Given task :: All of the material below is to be restated word for word, apart from the pictures.

Data extract ::
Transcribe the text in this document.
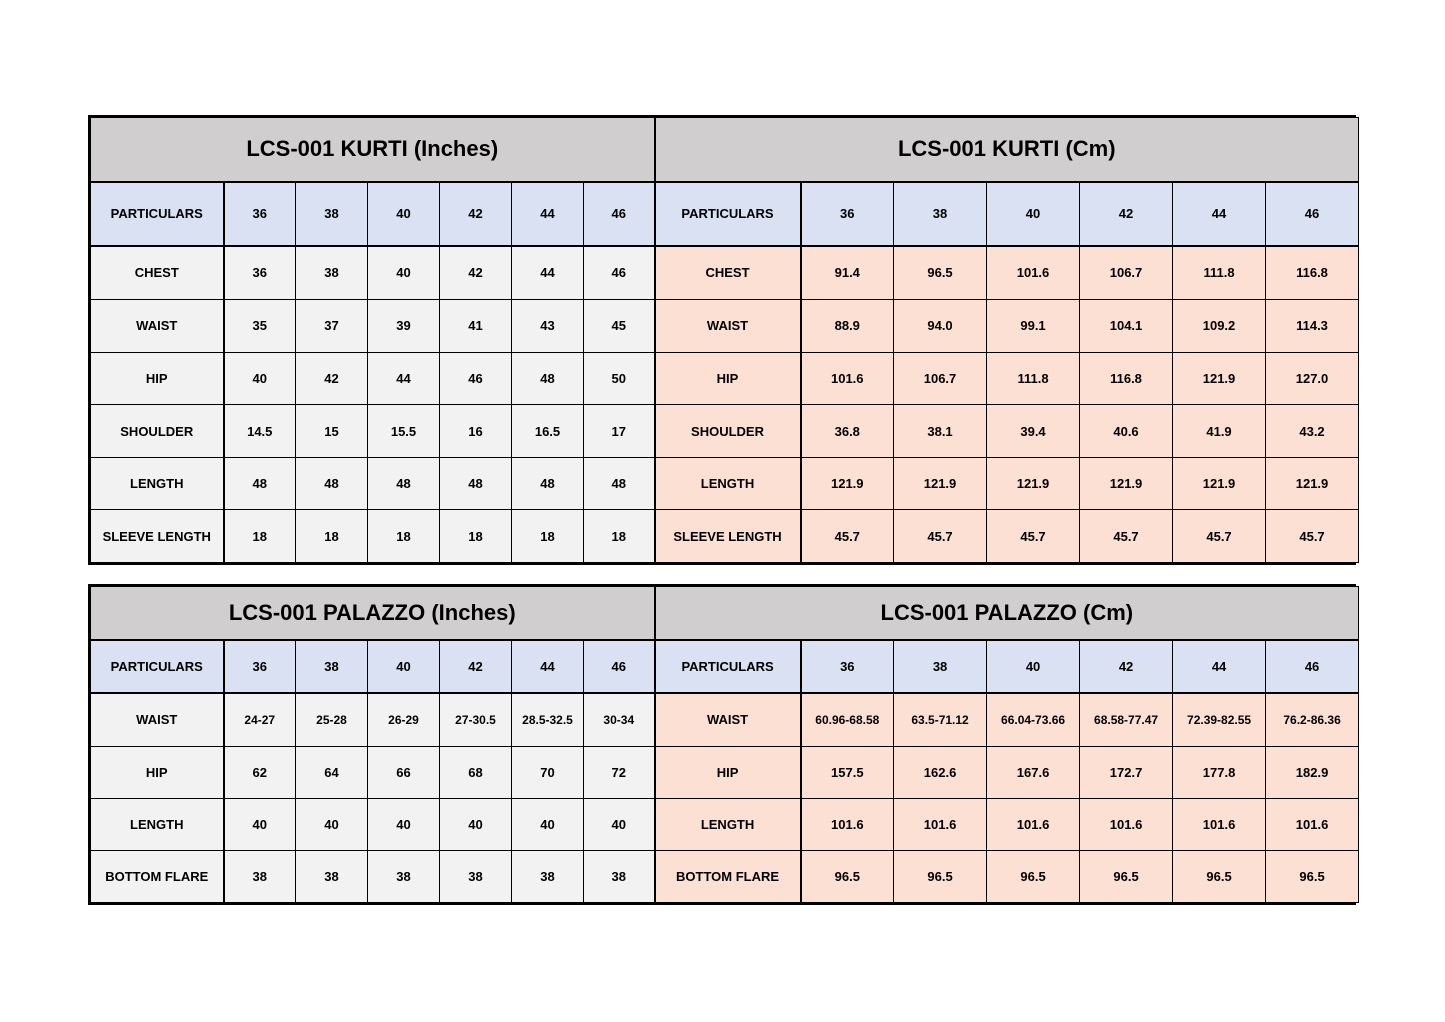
LCS-001 KURTI (Inches)							LCS-001 KURTI (Cm)						
PARTICULARS	36	38	40	42	44	46	PARTICULARS	36	38	40	42	44	46
CHEST	36	38	40	42	44	46	CHEST	91.4	96.5	101.6	106.7	111.8	116.8
WAIST	35	37	39	41	43	45	WAIST	88.9	94.0	99.1	104.1	109.2	114.3
HIP	40	42	44	46	48	50	HIP	101.6	106.7	111.8	116.8	121.9	127.0
SHOULDER	14.5	15	15.5	16	16.5	17	SHOULDER	36.8	38.1	39.4	40.6	41.9	43.2
LENGTH	48	48	48	48	48	48	LENGTH	121.9	121.9	121.9	121.9	121.9	121.9
SLEEVE LENGTH	18	18	18	18	18	18	SLEEVE LENGTH	45.7	45.7	45.7	45.7	45.7	45.7
LCS-001 PALAZZO (Inches)							LCS-001 PALAZZO (Cm)						
PARTICULARS	36	38	40	42	44	46	PARTICULARS	36	38	40	42	44	46
WAIST	24-27	25-28	26-29	27-30.5	28.5-32.5	30-34	WAIST	60.96-68.58	63.5-71.12	66.04-73.66	68.58-77.47	72.39-82.55	76.2-86.36
HIP	62	64	66	68	70	72	HIP	157.5	162.6	167.6	172.7	177.8	182.9
LENGTH	40	40	40	40	40	40	LENGTH	101.6	101.6	101.6	101.6	101.6	101.6
BOTTOM FLARE	38	38	38	38	38	38	BOTTOM FLARE	96.5	96.5	96.5	96.5	96.5	96.5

Written reply ::
Transcribe the text in this document.
LCS-001 KURTI (Inches)							LCS-001 KURTI (Cm)						
PARTICULARS	36	38	40	42	44	46	PARTICULARS	36	38	40	42	44	46
CHEST	36	38	40	42	44	46	CHEST	91.4	96.5	101.6	106.7	111.8	116.8
WAIST	35	37	39	41	43	45	WAIST	88.9	94.0	99.1	104.1	109.2	114.3
HIP	40	42	44	46	48	50	HIP	101.6	106.7	111.8	116.8	121.9	127.0
SHOULDER	14.5	15	15.5	16	16.5	17	SHOULDER	36.8	38.1	39.4	40.6	41.9	43.2
LENGTH	48	48	48	48	48	48	LENGTH	121.9	121.9	121.9	121.9	121.9	121.9
SLEEVE LENGTH	18	18	18	18	18	18	SLEEVE LENGTH	45.7	45.7	45.7	45.7	45.7	45.7
LCS-001 PALAZZO (Inches)							LCS-001 PALAZZO (Cm)						
PARTICULARS	36	38	40	42	44	46	PARTICULARS	36	38	40	42	44	46
WAIST	24-27	25-28	26-29	27-30.5	28.5-32.5	30-34	WAIST	60.96-68.58	63.5-71.12	66.04-73.66	68.58-77.47	72.39-82.55	76.2-86.36
HIP	62	64	66	68	70	72	HIP	157.5	162.6	167.6	172.7	177.8	182.9
LENGTH	40	40	40	40	40	40	LENGTH	101.6	101.6	101.6	101.6	101.6	101.6
BOTTOM FLARE	38	38	38	38	38	38	BOTTOM FLARE	96.5	96.5	96.5	96.5	96.5	96.5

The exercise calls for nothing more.